**Exercise description:** Wherever a line in the material contains the word "Motion", copy that line.

**Record set:**
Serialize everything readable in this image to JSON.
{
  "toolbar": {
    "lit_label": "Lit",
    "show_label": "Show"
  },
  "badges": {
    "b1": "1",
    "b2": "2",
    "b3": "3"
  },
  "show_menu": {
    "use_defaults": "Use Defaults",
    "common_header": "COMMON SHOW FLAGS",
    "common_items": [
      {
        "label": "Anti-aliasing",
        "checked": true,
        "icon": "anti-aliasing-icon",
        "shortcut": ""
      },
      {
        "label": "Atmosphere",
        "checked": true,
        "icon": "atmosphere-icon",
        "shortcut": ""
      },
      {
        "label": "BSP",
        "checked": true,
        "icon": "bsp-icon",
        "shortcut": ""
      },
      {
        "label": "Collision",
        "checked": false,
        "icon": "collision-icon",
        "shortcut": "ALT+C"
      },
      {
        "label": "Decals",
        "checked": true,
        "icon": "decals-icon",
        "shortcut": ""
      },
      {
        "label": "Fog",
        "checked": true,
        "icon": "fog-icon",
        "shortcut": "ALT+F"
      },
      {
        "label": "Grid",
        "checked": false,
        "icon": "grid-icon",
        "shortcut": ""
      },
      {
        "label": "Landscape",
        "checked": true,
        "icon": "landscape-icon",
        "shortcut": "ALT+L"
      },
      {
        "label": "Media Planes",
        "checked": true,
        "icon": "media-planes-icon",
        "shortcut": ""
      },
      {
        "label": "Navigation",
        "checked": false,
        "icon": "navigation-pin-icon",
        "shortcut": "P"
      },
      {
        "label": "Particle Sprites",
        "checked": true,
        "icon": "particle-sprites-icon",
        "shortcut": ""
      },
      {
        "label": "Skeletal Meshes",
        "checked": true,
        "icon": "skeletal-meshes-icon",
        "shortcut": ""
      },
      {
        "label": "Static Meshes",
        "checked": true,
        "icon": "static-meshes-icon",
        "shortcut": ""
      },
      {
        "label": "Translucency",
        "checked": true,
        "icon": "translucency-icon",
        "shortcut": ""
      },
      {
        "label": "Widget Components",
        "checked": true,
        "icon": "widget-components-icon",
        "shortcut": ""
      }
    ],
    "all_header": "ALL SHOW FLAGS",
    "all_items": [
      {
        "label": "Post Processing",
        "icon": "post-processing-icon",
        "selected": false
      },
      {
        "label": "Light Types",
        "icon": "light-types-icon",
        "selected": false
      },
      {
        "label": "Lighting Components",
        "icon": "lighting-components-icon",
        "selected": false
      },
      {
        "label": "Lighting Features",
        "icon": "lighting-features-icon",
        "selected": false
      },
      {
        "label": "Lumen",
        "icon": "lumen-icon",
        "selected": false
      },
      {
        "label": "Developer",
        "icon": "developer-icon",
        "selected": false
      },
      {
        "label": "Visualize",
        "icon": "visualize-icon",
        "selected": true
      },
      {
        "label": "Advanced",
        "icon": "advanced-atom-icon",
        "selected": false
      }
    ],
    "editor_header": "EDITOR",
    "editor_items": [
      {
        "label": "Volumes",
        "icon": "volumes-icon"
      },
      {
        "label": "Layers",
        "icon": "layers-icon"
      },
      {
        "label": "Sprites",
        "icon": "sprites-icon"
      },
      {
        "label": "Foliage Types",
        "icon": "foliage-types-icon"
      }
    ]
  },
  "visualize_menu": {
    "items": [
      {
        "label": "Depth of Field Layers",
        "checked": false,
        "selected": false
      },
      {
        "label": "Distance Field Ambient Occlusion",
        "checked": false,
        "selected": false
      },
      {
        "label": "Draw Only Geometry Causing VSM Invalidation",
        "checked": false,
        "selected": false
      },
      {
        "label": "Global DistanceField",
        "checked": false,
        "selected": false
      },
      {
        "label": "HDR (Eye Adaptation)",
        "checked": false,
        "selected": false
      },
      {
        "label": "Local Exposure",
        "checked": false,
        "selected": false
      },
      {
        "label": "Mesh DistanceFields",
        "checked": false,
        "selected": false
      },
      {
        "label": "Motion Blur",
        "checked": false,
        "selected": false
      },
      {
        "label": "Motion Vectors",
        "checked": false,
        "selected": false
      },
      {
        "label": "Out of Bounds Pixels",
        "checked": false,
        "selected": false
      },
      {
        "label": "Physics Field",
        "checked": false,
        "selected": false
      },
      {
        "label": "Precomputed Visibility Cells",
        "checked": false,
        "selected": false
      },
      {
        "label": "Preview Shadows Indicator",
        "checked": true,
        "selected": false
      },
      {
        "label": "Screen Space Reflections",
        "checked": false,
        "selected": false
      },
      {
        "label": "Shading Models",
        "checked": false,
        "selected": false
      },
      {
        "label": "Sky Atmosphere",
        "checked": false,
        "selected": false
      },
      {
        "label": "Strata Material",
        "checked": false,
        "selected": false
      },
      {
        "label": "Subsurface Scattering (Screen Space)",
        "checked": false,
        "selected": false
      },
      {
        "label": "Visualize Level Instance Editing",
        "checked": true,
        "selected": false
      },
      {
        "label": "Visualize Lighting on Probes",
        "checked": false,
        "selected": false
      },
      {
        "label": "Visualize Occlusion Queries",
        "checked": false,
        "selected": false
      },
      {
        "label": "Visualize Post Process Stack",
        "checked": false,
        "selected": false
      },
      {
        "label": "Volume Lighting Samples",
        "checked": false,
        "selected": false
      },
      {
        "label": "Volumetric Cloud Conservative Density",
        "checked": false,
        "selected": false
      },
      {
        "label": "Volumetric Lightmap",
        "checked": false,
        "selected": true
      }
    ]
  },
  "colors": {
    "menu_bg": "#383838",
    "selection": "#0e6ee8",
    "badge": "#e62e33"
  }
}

**Task answer:**
        "label": "Motion Blur",
        "label": "Motion Vectors",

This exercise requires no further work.